Task description:
Every line containing the word "бокъ" needs to be found and copied.

.....

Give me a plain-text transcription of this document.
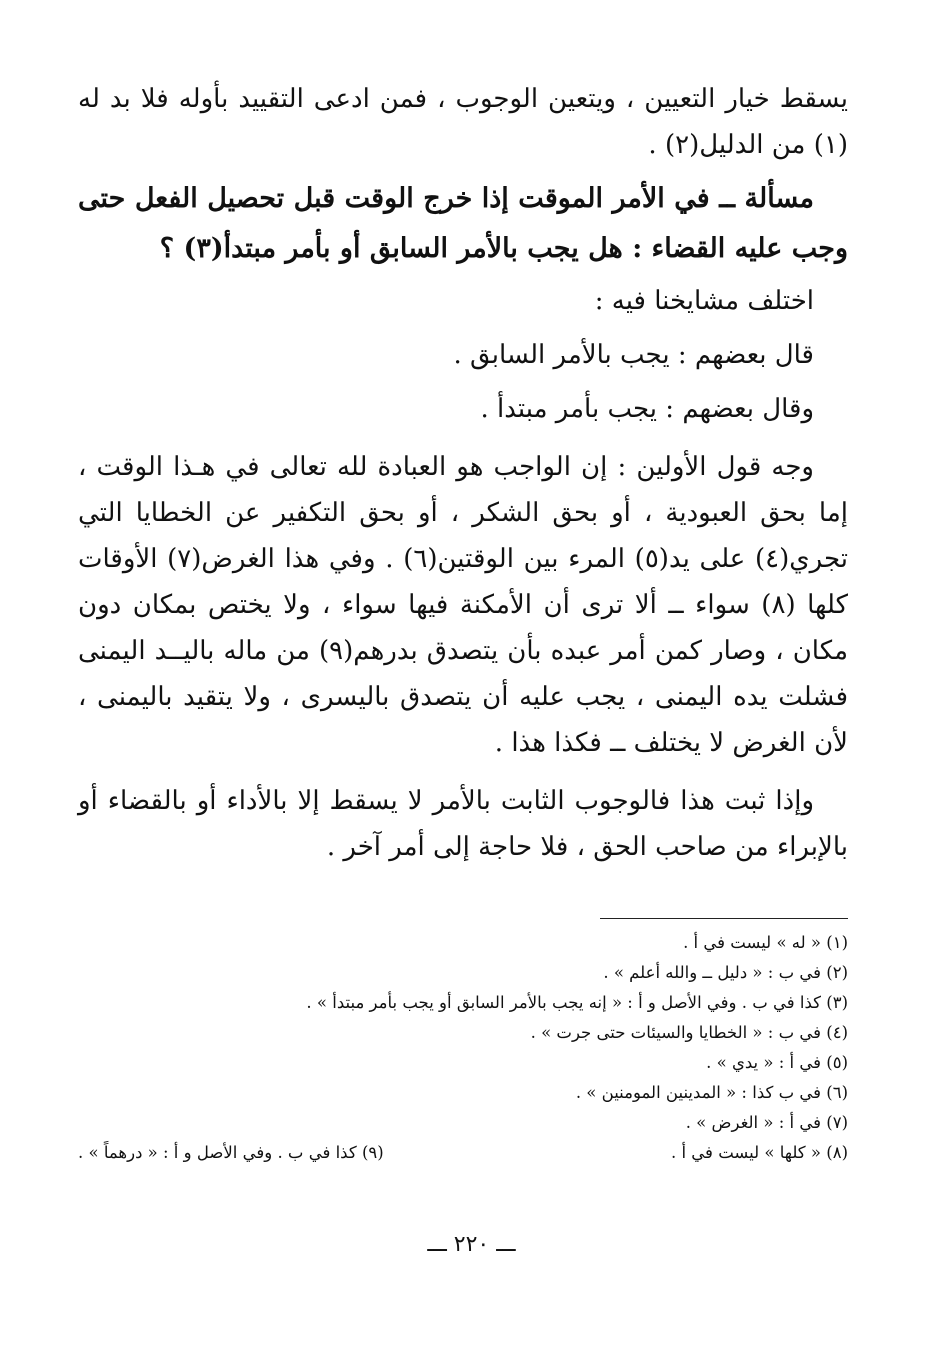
يسقط خيار التعيين ، ويتعين الوجوب ، فمن ادعى التقييد بأوله فلا بد له (١) من الدليل(٢) .

مسألة ــ في الأمر الموقت إذا خرج الوقت قبل تحصيل الفعل حتى وجب عليه القضاء : هل يجب بالأمر السابق أو بأمر مبتدأ(٣) ؟

اختلف مشايخنا فيه :

قال بعضهم : يجب بالأمر السابق .

وقال بعضهم : يجب بأمر مبتدأ .

وجه قول الأولين : إن الواجب هو العبادة لله تعالى في هـذا الوقت ، إما بحق العبودية ، أو بحق الشكر ، أو بحق التكفير عن الخطايا التي تجري(٤) على يد(٥) المرء بين الوقتين(٦) . وفي هذا الغرض(٧) الأوقات كلها (٨) سواء ــ ألا ترى أن الأمكنة فيها سواء ، ولا يختص بمكان دون مكان ، وصار كمن أمر عبده بأن يتصدق بدرهم(٩) من ماله باليــد اليمنى فشلت يده اليمنى ، يجب عليه أن يتصدق باليسرى ، ولا يتقيد باليمنى ، لأن الغرض لا يختلف ــ فكذا هذا .

وإذا ثبت هذا فالوجوب الثابت بالأمر لا يسقط إلا بالأداء أو بالقضاء أو بالإبراء من صاحب الحق ، فلا حاجة إلى أمر آخر .

(١) « له » ليست في أ .
(٢) في ب : « دليل ــ والله أعلم » .
(٣) كذا في ب . وفي الأصل و أ : « إنه يجب بالأمر السابق أو يجب بأمر مبتدأ » .
(٤) في ب : « الخطايا والسيئات حتى جرت » .
(٥) في أ : « يدي » .
(٦) في ب كذا : « المدينين المومنين » .
(٧) في أ : « الغرض » .
(٨) « كلها » ليست في أ .
(٩) كذا في ب . وفي الأصل و أ : « درهماً » .
ـــ ٢٢٠ ـــ
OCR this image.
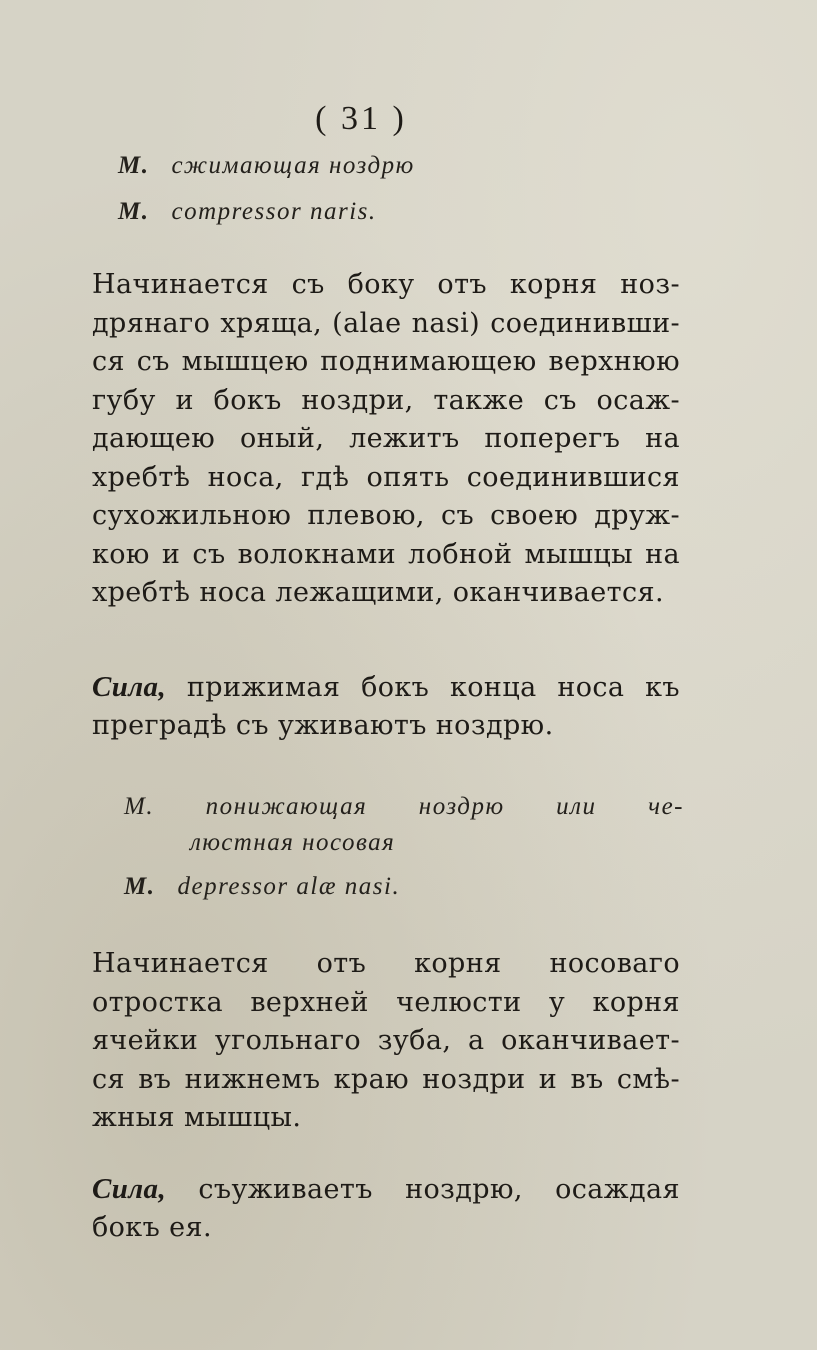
( 31 )
М. сжимающая ноздрю
M. compressor naris.
Начинается съ боку отъ корня ноз-
дрянаго хряща, (alae nasi) соединивши-
ся съ мышцею поднимающею верхнюю
губу и бокъ ноздри, также съ осаж-
дающею оный, лежитъ поперегъ на
хребтѣ носа, гдѣ опять соединившися
сухожильною плевою, съ своею друж-
кою и съ волокнами лобной мышцы на
хребтѣ носа лежащими, оканчивается.
Сила, прижимая бокъ конца носа къ
преградѣ съ уживаютъ ноздрю.
М. понижающая ноздрю или че-
люстная носовая
M. depressor alæ nasi.
Начинается отъ корня носоваго
отростка верхней челюсти у корня
ячейки угольнаго зуба, а оканчивает-
ся въ нижнемъ краю ноздри и въ смѣ-
жныя мышцы.
Сила, съуживаетъ ноздрю, осаждая
бокъ ея.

.....

Expected output:
губу и бокъ ноздри, также съ осаж-
Сила, прижимая бокъ конца носа къ
бокъ ея.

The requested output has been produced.